MATERIAL PROVIDED »
● ● ●

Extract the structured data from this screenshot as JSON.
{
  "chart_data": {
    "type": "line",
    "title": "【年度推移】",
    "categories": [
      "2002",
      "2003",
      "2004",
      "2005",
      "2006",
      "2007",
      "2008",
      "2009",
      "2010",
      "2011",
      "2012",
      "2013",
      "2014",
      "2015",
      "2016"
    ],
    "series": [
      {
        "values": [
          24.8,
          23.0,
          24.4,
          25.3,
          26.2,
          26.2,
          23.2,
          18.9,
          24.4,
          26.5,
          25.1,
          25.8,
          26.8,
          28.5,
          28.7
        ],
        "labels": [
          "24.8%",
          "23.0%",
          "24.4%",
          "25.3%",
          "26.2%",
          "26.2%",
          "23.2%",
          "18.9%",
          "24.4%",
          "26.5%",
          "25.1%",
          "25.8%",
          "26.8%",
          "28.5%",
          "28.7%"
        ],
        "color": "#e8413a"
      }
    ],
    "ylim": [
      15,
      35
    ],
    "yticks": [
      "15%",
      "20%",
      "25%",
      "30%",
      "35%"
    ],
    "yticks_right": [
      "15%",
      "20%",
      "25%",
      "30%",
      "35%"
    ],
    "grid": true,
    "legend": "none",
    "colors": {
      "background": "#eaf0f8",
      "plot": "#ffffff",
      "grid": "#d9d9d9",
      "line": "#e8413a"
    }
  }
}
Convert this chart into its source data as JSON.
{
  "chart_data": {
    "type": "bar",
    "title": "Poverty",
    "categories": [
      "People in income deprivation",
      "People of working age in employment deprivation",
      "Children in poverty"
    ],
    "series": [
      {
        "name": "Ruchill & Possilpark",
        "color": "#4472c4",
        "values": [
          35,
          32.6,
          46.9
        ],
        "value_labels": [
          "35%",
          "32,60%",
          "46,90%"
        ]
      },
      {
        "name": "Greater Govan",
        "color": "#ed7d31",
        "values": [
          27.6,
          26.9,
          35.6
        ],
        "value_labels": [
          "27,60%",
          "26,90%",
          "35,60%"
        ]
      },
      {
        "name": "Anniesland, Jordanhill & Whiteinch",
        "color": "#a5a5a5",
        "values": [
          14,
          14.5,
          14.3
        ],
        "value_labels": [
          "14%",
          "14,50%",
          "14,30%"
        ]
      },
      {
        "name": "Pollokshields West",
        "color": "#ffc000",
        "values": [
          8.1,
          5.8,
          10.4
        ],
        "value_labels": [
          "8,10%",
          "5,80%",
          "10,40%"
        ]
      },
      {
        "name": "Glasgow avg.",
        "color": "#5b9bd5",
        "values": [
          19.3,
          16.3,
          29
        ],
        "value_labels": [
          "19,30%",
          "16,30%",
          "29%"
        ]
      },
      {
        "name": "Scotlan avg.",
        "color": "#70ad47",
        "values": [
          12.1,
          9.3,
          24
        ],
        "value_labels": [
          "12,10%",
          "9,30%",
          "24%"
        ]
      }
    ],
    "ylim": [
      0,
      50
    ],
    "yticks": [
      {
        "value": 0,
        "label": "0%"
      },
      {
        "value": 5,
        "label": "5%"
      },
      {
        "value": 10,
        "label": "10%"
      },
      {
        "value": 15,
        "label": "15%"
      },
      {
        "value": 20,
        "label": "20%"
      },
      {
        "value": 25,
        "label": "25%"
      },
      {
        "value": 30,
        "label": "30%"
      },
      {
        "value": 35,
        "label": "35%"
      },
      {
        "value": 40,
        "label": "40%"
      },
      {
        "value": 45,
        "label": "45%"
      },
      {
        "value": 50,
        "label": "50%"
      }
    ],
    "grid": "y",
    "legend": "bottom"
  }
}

● ● ●

STATED GOAL »
Return every record above exactly as it appears.

SOLUTION BELOW »
Extract the structured data from this screenshot as JSON.
{
  "chart_data": {
    "type": "line",
    "title": "【年度推移】",
    "categories": [
      "2002",
      "2003",
      "2004",
      "2005",
      "2006",
      "2007",
      "2008",
      "2009",
      "2010",
      "2011",
      "2012",
      "2013",
      "2014",
      "2015",
      "2016"
    ],
    "series": [
      {
        "values": [
          24.8,
          23.0,
          24.4,
          25.3,
          26.2,
          26.2,
          23.2,
          18.9,
          24.4,
          26.5,
          25.1,
          25.8,
          26.8,
          28.5,
          28.7
        ],
        "labels": [
          "24.8%",
          "23.0%",
          "24.4%",
          "25.3%",
          "26.2%",
          "26.2%",
          "23.2%",
          "18.9%",
          "24.4%",
          "26.5%",
          "25.1%",
          "25.8%",
          "26.8%",
          "28.5%",
          "28.7%"
        ],
        "color": "#e8413a"
      }
    ],
    "ylim": [
      15,
      35
    ],
    "yticks": [
      "15%",
      "20%",
      "25%",
      "30%",
      "35%"
    ],
    "yticks_right": [
      "15%",
      "20%",
      "25%",
      "30%",
      "35%"
    ],
    "grid": true,
    "legend": "none",
    "colors": {
      "background": "#eaf0f8",
      "plot": "#ffffff",
      "grid": "#d9d9d9",
      "line": "#e8413a"
    }
  }
}
Convert this chart into its source data as JSON.
{
  "chart_data": {
    "type": "bar",
    "title": "Poverty",
    "categories": [
      "People in income deprivation",
      "People of working age in employment deprivation",
      "Children in poverty"
    ],
    "series": [
      {
        "name": "Ruchill & Possilpark",
        "color": "#4472c4",
        "values": [
          35,
          32.6,
          46.9
        ],
        "value_labels": [
          "35%",
          "32,60%",
          "46,90%"
        ]
      },
      {
        "name": "Greater Govan",
        "color": "#ed7d31",
        "values": [
          27.6,
          26.9,
          35.6
        ],
        "value_labels": [
          "27,60%",
          "26,90%",
          "35,60%"
        ]
      },
      {
        "name": "Anniesland, Jordanhill & Whiteinch",
        "color": "#a5a5a5",
        "values": [
          14,
          14.5,
          14.3
        ],
        "value_labels": [
          "14%",
          "14,50%",
          "14,30%"
        ]
      },
      {
        "name": "Pollokshields West",
        "color": "#ffc000",
        "values": [
          8.1,
          5.8,
          10.4
        ],
        "value_labels": [
          "8,10%",
          "5,80%",
          "10,40%"
        ]
      },
      {
        "name": "Glasgow avg.",
        "color": "#5b9bd5",
        "values": [
          19.3,
          16.3,
          29
        ],
        "value_labels": [
          "19,30%",
          "16,30%",
          "29%"
        ]
      },
      {
        "name": "Scotlan avg.",
        "color": "#70ad47",
        "values": [
          12.1,
          9.3,
          24
        ],
        "value_labels": [
          "12,10%",
          "9,30%",
          "24%"
        ]
      }
    ],
    "ylim": [
      0,
      50
    ],
    "yticks": [
      {
        "value": 0,
        "label": "0%"
      },
      {
        "value": 5,
        "label": "5%"
      },
      {
        "value": 10,
        "label": "10%"
      },
      {
        "value": 15,
        "label": "15%"
      },
      {
        "value": 20,
        "label": "20%"
      },
      {
        "value": 25,
        "label": "25%"
      },
      {
        "value": 30,
        "label": "30%"
      },
      {
        "value": 35,
        "label": "35%"
      },
      {
        "value": 40,
        "label": "40%"
      },
      {
        "value": 45,
        "label": "45%"
      },
      {
        "value": 50,
        "label": "50%"
      }
    ],
    "grid": "y",
    "legend": "bottom"
  }
}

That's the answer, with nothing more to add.